ITEMS:
(begin)

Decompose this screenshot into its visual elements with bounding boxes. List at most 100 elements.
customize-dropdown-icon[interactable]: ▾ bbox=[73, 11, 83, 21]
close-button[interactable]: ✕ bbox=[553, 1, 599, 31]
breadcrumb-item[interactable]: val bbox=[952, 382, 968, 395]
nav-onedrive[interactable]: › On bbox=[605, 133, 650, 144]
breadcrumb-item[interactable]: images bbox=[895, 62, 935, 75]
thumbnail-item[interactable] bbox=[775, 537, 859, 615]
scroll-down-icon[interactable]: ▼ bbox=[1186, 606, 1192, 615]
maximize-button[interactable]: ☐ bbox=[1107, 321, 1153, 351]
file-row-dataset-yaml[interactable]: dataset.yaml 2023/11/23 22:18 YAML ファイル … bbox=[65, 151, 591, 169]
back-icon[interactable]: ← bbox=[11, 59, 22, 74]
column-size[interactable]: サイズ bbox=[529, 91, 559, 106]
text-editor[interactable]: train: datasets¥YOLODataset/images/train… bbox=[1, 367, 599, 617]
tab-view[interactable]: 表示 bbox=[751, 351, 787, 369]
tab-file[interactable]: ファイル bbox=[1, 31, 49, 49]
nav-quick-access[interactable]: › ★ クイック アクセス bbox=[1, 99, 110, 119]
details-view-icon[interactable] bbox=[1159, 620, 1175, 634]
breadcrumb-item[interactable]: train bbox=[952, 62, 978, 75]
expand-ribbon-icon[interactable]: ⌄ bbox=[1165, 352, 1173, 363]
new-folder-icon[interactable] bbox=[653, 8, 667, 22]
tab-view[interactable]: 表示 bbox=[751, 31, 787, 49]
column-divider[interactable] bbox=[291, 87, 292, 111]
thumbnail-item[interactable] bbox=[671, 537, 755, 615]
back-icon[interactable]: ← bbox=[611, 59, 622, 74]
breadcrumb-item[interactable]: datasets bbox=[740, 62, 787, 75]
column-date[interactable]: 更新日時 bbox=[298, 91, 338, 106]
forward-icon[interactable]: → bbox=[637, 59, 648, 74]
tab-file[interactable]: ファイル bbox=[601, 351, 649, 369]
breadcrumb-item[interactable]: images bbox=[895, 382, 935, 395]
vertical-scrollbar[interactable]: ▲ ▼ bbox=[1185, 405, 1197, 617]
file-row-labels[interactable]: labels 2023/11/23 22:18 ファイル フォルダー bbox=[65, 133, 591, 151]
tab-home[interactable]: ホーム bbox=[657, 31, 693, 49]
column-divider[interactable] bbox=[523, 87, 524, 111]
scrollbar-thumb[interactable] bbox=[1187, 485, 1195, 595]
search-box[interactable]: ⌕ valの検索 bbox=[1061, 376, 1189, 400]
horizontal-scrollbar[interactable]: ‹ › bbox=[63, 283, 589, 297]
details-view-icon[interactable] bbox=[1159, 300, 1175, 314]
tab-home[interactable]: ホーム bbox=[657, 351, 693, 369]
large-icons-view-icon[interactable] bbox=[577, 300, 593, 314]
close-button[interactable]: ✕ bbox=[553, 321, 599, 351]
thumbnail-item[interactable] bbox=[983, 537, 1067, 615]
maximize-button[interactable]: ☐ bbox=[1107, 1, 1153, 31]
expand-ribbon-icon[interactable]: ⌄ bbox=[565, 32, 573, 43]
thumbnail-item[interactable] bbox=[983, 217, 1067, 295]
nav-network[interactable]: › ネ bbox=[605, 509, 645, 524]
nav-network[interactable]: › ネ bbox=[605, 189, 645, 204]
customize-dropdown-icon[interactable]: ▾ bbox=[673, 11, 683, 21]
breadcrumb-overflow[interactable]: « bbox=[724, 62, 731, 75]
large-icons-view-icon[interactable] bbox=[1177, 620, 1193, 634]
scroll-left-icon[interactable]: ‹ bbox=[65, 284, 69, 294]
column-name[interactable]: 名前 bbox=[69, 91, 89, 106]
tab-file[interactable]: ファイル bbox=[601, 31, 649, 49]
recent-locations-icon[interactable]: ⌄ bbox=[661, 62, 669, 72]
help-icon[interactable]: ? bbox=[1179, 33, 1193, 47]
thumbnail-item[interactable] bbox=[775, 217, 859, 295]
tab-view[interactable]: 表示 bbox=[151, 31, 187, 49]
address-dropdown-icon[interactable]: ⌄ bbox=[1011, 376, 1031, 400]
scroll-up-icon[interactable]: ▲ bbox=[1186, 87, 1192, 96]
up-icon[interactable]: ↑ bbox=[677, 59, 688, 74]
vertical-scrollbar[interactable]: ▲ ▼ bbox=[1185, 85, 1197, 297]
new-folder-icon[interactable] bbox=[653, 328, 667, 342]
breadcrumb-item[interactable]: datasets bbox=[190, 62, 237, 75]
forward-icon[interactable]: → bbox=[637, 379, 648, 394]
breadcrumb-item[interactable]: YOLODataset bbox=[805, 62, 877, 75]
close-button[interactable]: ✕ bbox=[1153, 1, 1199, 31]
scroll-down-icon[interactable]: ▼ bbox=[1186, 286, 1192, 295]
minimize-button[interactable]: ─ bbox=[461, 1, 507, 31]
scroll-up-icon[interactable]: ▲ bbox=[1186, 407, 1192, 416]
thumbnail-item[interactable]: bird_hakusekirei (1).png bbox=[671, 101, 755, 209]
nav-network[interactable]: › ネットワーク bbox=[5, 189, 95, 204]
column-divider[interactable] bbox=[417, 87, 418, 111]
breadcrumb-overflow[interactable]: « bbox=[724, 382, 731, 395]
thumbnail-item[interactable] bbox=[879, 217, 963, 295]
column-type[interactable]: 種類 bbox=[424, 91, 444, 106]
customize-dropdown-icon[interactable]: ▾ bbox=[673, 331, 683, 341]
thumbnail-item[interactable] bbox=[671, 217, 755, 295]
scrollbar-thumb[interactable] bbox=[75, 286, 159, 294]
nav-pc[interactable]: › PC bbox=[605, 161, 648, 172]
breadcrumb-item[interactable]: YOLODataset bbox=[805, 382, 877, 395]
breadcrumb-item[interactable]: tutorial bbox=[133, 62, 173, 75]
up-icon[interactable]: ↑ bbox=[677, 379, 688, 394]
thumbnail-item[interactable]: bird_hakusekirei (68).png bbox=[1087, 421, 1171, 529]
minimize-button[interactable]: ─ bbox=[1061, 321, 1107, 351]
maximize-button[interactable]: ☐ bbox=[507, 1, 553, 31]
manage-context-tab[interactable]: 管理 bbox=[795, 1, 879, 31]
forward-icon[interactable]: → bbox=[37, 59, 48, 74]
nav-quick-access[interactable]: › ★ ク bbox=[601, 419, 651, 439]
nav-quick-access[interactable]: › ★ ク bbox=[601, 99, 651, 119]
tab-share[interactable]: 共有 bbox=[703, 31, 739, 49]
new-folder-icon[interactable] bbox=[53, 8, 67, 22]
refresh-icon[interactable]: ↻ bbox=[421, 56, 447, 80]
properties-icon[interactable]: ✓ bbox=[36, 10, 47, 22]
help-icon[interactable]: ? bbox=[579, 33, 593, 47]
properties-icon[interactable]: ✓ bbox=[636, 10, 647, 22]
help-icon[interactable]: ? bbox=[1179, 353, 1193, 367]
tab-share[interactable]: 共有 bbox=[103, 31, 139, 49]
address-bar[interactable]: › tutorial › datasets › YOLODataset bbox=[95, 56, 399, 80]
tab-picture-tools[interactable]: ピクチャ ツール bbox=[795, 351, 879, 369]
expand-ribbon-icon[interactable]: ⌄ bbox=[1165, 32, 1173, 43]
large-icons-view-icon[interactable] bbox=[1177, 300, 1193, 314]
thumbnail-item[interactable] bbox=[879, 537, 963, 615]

(end)

Could you return every line of the data above verbatim, with nothing changed, added or left out?

SOLVED EXERCISE:
Decompose this screenshot into its visual elements with bounding boxes. List at most 100 elements.
customize-dropdown-icon[interactable]: ▾ bbox=[73, 11, 83, 21]
close-button[interactable]: ✕ bbox=[553, 1, 599, 31]
breadcrumb-item[interactable]: val bbox=[952, 382, 968, 395]
nav-onedrive[interactable]: › On bbox=[605, 133, 650, 144]
breadcrumb-item[interactable]: images bbox=[895, 62, 935, 75]
thumbnail-item[interactable] bbox=[775, 537, 859, 615]
scroll-down-icon[interactable]: ▼ bbox=[1186, 606, 1192, 615]
maximize-button[interactable]: ☐ bbox=[1107, 321, 1153, 351]
file-row-dataset-yaml[interactable]: dataset.yaml 2023/11/23 22:18 YAML ファイル … bbox=[65, 151, 591, 169]
back-icon[interactable]: ← bbox=[11, 59, 22, 74]
column-size[interactable]: サイズ bbox=[529, 91, 559, 106]
text-editor[interactable]: train: datasets¥YOLODataset/images/train… bbox=[1, 367, 599, 617]
tab-view[interactable]: 表示 bbox=[751, 351, 787, 369]
tab-file[interactable]: ファイル bbox=[1, 31, 49, 49]
nav-quick-access[interactable]: › ★ クイック アクセス bbox=[1, 99, 110, 119]
details-view-icon[interactable] bbox=[1159, 620, 1175, 634]
breadcrumb-item[interactable]: train bbox=[952, 62, 978, 75]
expand-ribbon-icon[interactable]: ⌄ bbox=[1165, 352, 1173, 363]
new-folder-icon[interactable] bbox=[653, 8, 667, 22]
tab-view[interactable]: 表示 bbox=[751, 31, 787, 49]
column-divider[interactable] bbox=[291, 87, 292, 111]
thumbnail-item[interactable] bbox=[671, 537, 755, 615]
back-icon[interactable]: ← bbox=[611, 59, 622, 74]
breadcrumb-item[interactable]: datasets bbox=[740, 62, 787, 75]
column-date[interactable]: 更新日時 bbox=[298, 91, 338, 106]
forward-icon[interactable]: → bbox=[637, 59, 648, 74]
tab-file[interactable]: ファイル bbox=[601, 351, 649, 369]
breadcrumb-item[interactable]: images bbox=[895, 382, 935, 395]
vertical-scrollbar[interactable]: ▲ ▼ bbox=[1185, 405, 1197, 617]
file-row-labels[interactable]: labels 2023/11/23 22:18 ファイル フォルダー bbox=[65, 133, 591, 151]
tab-home[interactable]: ホーム bbox=[657, 31, 693, 49]
column-divider[interactable] bbox=[523, 87, 524, 111]
scrollbar-thumb[interactable] bbox=[1187, 485, 1195, 595]
search-box[interactable]: ⌕ valの検索 bbox=[1061, 376, 1189, 400]
horizontal-scrollbar[interactable]: ‹ › bbox=[63, 283, 589, 297]
details-view-icon[interactable] bbox=[1159, 300, 1175, 314]
tab-home[interactable]: ホーム bbox=[657, 351, 693, 369]
large-icons-view-icon[interactable] bbox=[577, 300, 593, 314]
close-button[interactable]: ✕ bbox=[553, 321, 599, 351]
thumbnail-item[interactable] bbox=[983, 537, 1067, 615]
maximize-button[interactable]: ☐ bbox=[1107, 1, 1153, 31]
expand-ribbon-icon[interactable]: ⌄ bbox=[565, 32, 573, 43]
thumbnail-item[interactable] bbox=[983, 217, 1067, 295]
nav-network[interactable]: › ネ bbox=[605, 509, 645, 524]
nav-network[interactable]: › ネ bbox=[605, 189, 645, 204]
customize-dropdown-icon[interactable]: ▾ bbox=[673, 11, 683, 21]
breadcrumb-overflow[interactable]: « bbox=[724, 62, 731, 75]
large-icons-view-icon[interactable] bbox=[1177, 620, 1193, 634]
scroll-left-icon[interactable]: ‹ bbox=[65, 284, 69, 294]
column-name[interactable]: 名前 bbox=[69, 91, 89, 106]
tab-file[interactable]: ファイル bbox=[601, 31, 649, 49]
recent-locations-icon[interactable]: ⌄ bbox=[661, 62, 669, 72]
help-icon[interactable]: ? bbox=[1179, 33, 1193, 47]
thumbnail-item[interactable] bbox=[775, 217, 859, 295]
tab-view[interactable]: 表示 bbox=[151, 31, 187, 49]
address-dropdown-icon[interactable]: ⌄ bbox=[1011, 376, 1031, 400]
scroll-up-icon[interactable]: ▲ bbox=[1186, 87, 1192, 96]
up-icon[interactable]: ↑ bbox=[677, 59, 688, 74]
vertical-scrollbar[interactable]: ▲ ▼ bbox=[1185, 85, 1197, 297]
new-folder-icon[interactable] bbox=[653, 328, 667, 342]
breadcrumb-item[interactable]: datasets bbox=[190, 62, 237, 75]
forward-icon[interactable]: → bbox=[637, 379, 648, 394]
breadcrumb-item[interactable]: YOLODataset bbox=[805, 62, 877, 75]
close-button[interactable]: ✕ bbox=[1153, 1, 1199, 31]
scroll-down-icon[interactable]: ▼ bbox=[1186, 286, 1192, 295]
minimize-button[interactable]: ─ bbox=[461, 1, 507, 31]
scroll-up-icon[interactable]: ▲ bbox=[1186, 407, 1192, 416]
thumbnail-item[interactable]: bird_hakusekirei (1).png bbox=[671, 101, 755, 209]
nav-network[interactable]: › ネットワーク bbox=[5, 189, 95, 204]
column-divider[interactable] bbox=[417, 87, 418, 111]
breadcrumb-overflow[interactable]: « bbox=[724, 382, 731, 395]
thumbnail-item[interactable] bbox=[879, 217, 963, 295]
column-type[interactable]: 種類 bbox=[424, 91, 444, 106]
customize-dropdown-icon[interactable]: ▾ bbox=[673, 331, 683, 341]
thumbnail-item[interactable] bbox=[671, 217, 755, 295]
scrollbar-thumb[interactable] bbox=[75, 286, 159, 294]
nav-pc[interactable]: › PC bbox=[605, 161, 648, 172]
breadcrumb-item[interactable]: YOLODataset bbox=[805, 382, 877, 395]
breadcrumb-item[interactable]: tutorial bbox=[133, 62, 173, 75]
up-icon[interactable]: ↑ bbox=[677, 379, 688, 394]
thumbnail-item[interactable]: bird_hakusekirei (68).png bbox=[1087, 421, 1171, 529]
minimize-button[interactable]: ─ bbox=[1061, 321, 1107, 351]
maximize-button[interactable]: ☐ bbox=[507, 1, 553, 31]
manage-context-tab[interactable]: 管理 bbox=[795, 1, 879, 31]
forward-icon[interactable]: → bbox=[37, 59, 48, 74]
nav-quick-access[interactable]: › ★ ク bbox=[601, 419, 651, 439]
nav-quick-access[interactable]: › ★ ク bbox=[601, 99, 651, 119]
tab-share[interactable]: 共有 bbox=[703, 31, 739, 49]
new-folder-icon[interactable] bbox=[53, 8, 67, 22]
refresh-icon[interactable]: ↻ bbox=[421, 56, 447, 80]
properties-icon[interactable]: ✓ bbox=[36, 10, 47, 22]
help-icon[interactable]: ? bbox=[579, 33, 593, 47]
properties-icon[interactable]: ✓ bbox=[636, 10, 647, 22]
help-icon[interactable]: ? bbox=[1179, 353, 1193, 367]
tab-share[interactable]: 共有 bbox=[103, 31, 139, 49]
address-bar[interactable]: › tutorial › datasets › YOLODataset bbox=[95, 56, 399, 80]
tab-picture-tools[interactable]: ピクチャ ツール bbox=[795, 351, 879, 369]
expand-ribbon-icon[interactable]: ⌄ bbox=[1165, 32, 1173, 43]
large-icons-view-icon[interactable] bbox=[1177, 300, 1193, 314]
thumbnail-item[interactable] bbox=[879, 537, 963, 615]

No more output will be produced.